===== INPUT RECORDS =====
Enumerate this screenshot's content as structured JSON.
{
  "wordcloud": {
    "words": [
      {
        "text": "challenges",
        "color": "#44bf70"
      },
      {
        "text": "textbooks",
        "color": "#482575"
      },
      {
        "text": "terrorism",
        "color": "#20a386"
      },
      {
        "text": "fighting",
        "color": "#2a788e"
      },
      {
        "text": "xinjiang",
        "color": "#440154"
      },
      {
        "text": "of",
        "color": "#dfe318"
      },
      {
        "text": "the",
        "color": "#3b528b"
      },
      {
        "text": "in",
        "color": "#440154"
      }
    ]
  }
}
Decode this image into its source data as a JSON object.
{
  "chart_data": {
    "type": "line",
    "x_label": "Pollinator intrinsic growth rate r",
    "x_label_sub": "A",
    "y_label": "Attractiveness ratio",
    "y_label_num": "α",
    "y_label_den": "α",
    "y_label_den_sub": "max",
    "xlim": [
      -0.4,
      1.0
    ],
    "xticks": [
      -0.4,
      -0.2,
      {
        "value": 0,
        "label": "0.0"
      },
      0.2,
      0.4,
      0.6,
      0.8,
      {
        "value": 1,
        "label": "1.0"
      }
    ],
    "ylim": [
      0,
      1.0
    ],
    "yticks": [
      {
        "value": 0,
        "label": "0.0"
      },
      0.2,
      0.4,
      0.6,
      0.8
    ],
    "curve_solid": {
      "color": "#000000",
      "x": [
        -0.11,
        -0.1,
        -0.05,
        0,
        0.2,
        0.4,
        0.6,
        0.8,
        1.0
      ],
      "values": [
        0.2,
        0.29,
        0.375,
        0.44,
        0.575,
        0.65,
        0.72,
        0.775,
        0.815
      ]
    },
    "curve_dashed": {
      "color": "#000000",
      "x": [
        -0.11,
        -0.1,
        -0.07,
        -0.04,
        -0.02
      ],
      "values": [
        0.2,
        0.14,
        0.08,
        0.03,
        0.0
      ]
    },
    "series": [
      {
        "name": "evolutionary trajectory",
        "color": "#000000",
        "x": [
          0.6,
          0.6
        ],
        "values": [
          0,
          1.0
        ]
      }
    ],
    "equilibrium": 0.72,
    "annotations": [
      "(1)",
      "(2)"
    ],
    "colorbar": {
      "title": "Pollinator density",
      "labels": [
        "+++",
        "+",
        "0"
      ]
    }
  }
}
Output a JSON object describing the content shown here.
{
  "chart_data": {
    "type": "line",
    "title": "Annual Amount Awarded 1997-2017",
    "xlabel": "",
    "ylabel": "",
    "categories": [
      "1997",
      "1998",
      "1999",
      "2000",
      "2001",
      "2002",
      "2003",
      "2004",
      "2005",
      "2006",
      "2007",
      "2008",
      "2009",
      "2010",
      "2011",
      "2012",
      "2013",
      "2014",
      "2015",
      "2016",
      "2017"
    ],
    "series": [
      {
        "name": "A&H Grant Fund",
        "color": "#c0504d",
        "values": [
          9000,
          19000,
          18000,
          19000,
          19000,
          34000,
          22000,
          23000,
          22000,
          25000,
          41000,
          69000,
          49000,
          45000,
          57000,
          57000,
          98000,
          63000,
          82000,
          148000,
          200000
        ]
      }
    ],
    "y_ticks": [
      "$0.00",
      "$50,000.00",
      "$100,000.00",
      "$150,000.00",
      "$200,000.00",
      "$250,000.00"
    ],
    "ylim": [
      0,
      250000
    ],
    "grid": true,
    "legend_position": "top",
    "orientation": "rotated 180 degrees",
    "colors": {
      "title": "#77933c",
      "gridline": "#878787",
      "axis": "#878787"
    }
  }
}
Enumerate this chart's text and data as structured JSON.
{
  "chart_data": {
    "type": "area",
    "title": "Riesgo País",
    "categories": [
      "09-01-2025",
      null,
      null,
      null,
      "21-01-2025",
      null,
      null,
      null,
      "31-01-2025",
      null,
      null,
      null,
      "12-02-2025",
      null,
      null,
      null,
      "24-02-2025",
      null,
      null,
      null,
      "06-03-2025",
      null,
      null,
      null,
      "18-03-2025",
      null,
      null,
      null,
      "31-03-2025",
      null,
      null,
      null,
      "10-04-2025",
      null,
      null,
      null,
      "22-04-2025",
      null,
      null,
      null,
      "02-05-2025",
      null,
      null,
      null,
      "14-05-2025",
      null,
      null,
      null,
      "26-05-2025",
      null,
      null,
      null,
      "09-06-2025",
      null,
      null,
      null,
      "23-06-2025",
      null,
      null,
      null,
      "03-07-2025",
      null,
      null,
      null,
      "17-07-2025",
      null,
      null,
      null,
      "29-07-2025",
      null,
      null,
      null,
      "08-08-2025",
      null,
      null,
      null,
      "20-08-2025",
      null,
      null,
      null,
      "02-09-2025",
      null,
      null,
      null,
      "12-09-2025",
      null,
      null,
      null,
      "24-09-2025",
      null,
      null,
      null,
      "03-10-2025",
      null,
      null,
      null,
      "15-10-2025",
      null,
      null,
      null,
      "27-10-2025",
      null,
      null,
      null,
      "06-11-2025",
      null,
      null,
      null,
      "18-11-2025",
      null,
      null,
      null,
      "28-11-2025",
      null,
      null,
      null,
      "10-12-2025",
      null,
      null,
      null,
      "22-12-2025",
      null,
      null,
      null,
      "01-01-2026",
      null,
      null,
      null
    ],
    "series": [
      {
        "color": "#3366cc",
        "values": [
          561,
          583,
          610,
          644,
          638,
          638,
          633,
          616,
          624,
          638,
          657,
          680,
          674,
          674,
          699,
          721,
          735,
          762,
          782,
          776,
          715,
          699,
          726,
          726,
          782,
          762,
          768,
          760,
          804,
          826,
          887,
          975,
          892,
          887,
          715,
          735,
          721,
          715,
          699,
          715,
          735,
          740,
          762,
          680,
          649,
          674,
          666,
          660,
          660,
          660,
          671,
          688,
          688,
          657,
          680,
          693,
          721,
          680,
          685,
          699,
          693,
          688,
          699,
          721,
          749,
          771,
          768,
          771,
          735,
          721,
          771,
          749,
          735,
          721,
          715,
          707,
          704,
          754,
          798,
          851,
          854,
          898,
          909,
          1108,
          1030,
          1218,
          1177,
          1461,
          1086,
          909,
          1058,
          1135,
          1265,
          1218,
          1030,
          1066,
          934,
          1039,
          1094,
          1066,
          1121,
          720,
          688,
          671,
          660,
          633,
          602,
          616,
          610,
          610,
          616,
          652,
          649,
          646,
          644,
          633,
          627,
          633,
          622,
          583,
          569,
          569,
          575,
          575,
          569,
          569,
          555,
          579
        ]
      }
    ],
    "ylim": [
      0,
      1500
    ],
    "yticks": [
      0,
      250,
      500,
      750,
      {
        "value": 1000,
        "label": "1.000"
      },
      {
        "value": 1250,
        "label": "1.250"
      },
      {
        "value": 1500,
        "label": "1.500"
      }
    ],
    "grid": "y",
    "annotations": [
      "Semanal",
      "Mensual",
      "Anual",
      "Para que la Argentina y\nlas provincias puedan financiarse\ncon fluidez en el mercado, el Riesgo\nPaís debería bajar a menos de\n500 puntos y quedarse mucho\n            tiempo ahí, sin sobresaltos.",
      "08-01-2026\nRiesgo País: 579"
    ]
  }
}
=====
EXERCISE BRIEF >> Search the lines for "content". Copy each line that has it.

PROBLEM SOLUTION >>
Enumerate this screenshot's content as structured JSON.
Output a JSON object describing the content shown here.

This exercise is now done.